Spatial annotation records:
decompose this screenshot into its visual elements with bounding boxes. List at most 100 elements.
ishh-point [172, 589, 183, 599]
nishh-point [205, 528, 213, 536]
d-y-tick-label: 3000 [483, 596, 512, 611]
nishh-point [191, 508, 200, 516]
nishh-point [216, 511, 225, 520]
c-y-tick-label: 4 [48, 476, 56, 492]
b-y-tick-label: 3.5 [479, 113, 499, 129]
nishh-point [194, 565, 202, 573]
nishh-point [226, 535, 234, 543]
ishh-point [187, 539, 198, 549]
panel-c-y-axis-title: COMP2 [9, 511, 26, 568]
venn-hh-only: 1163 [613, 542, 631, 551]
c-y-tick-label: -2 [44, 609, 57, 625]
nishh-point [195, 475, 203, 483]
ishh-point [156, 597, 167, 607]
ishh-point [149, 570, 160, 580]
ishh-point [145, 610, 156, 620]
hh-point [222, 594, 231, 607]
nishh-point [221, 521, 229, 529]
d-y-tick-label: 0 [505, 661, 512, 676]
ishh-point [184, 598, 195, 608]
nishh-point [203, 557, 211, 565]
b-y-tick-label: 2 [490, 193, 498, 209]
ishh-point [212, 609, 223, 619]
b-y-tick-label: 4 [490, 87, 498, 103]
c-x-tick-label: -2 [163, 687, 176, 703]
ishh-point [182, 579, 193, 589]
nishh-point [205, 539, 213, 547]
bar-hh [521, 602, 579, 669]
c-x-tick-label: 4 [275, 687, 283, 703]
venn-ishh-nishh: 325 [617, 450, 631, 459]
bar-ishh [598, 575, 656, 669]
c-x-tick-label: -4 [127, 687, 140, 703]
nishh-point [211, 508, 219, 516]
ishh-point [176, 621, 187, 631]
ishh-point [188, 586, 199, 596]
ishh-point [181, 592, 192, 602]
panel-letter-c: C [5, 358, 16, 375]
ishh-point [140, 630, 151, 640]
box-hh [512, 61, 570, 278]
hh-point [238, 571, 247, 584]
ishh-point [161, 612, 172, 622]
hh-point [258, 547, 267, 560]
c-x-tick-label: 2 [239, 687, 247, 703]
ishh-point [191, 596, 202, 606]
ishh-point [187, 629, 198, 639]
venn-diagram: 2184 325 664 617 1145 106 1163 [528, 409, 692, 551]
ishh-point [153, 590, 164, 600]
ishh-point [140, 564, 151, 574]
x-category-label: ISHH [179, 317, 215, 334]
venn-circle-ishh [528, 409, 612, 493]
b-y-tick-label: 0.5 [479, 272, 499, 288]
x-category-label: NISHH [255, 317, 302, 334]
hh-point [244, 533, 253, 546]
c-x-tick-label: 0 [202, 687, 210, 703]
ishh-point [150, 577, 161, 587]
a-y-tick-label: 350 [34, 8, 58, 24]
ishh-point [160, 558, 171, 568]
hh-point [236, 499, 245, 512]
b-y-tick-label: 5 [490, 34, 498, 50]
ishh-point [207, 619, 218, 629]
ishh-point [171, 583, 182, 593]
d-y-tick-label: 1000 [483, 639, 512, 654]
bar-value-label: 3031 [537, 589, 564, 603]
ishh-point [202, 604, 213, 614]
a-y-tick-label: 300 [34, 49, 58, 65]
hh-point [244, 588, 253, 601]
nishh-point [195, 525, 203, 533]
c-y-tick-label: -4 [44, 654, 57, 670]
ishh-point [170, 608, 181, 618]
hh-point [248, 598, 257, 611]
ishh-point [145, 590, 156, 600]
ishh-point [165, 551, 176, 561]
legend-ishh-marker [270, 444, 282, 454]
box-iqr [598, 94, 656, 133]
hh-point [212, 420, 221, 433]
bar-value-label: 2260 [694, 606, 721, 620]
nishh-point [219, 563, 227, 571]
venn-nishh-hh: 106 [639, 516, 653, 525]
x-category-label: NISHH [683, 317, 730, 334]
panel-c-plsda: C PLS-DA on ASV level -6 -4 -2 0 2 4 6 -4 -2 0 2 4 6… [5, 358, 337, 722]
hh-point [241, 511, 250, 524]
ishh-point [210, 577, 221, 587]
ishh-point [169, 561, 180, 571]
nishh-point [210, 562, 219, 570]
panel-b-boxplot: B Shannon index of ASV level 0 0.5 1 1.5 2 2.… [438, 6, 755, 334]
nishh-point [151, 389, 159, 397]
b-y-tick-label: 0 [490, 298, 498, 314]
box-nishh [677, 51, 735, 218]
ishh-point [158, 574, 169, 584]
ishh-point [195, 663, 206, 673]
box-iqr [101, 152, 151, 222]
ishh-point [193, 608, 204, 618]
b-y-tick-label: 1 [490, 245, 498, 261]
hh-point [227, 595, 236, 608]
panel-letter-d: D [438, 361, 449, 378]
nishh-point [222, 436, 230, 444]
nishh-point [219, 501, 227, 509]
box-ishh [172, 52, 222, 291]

TASK OBJECTIVE:
Quote every line from the first one through the line containing "ishh-point [160, 558, 171, 568]", including both of those lines.

CORRECT RESULT:
decompose this screenshot into its visual elements with bounding boxes. List at most 100 elements.
ishh-point [172, 589, 183, 599]
nishh-point [205, 528, 213, 536]
d-y-tick-label: 3000 [483, 596, 512, 611]
nishh-point [191, 508, 200, 516]
nishh-point [216, 511, 225, 520]
c-y-tick-label: 4 [48, 476, 56, 492]
b-y-tick-label: 3.5 [479, 113, 499, 129]
nishh-point [194, 565, 202, 573]
nishh-point [226, 535, 234, 543]
ishh-point [187, 539, 198, 549]
panel-c-y-axis-title: COMP2 [9, 511, 26, 568]
venn-hh-only: 1163 [613, 542, 631, 551]
c-y-tick-label: -2 [44, 609, 57, 625]
nishh-point [195, 475, 203, 483]
ishh-point [156, 597, 167, 607]
ishh-point [149, 570, 160, 580]
ishh-point [145, 610, 156, 620]
hh-point [222, 594, 231, 607]
nishh-point [221, 521, 229, 529]
d-y-tick-label: 0 [505, 661, 512, 676]
ishh-point [184, 598, 195, 608]
nishh-point [203, 557, 211, 565]
b-y-tick-label: 2 [490, 193, 498, 209]
ishh-point [212, 609, 223, 619]
b-y-tick-label: 4 [490, 87, 498, 103]
c-x-tick-label: -2 [163, 687, 176, 703]
ishh-point [182, 579, 193, 589]
nishh-point [205, 539, 213, 547]
bar-hh [521, 602, 579, 669]
c-x-tick-label: 4 [275, 687, 283, 703]
venn-ishh-nishh: 325 [617, 450, 631, 459]
bar-ishh [598, 575, 656, 669]
c-x-tick-label: -4 [127, 687, 140, 703]
nishh-point [211, 508, 219, 516]
ishh-point [176, 621, 187, 631]
ishh-point [188, 586, 199, 596]
ishh-point [181, 592, 192, 602]
panel-letter-c: C [5, 358, 16, 375]
ishh-point [140, 630, 151, 640]
box-hh [512, 61, 570, 278]
hh-point [238, 571, 247, 584]
ishh-point [161, 612, 172, 622]
hh-point [258, 547, 267, 560]
c-x-tick-label: 2 [239, 687, 247, 703]
ishh-point [191, 596, 202, 606]
ishh-point [187, 629, 198, 639]
venn-diagram: 2184 325 664 617 1145 106 1163 [528, 409, 692, 551]
ishh-point [153, 590, 164, 600]
ishh-point [140, 564, 151, 574]
x-category-label: ISHH [179, 317, 215, 334]
venn-circle-ishh [528, 409, 612, 493]
b-y-tick-label: 0.5 [479, 272, 499, 288]
x-category-label: NISHH [255, 317, 302, 334]
hh-point [244, 533, 253, 546]
c-x-tick-label: 0 [202, 687, 210, 703]
ishh-point [150, 577, 161, 587]
a-y-tick-label: 350 [34, 8, 58, 24]
ishh-point [160, 558, 171, 568]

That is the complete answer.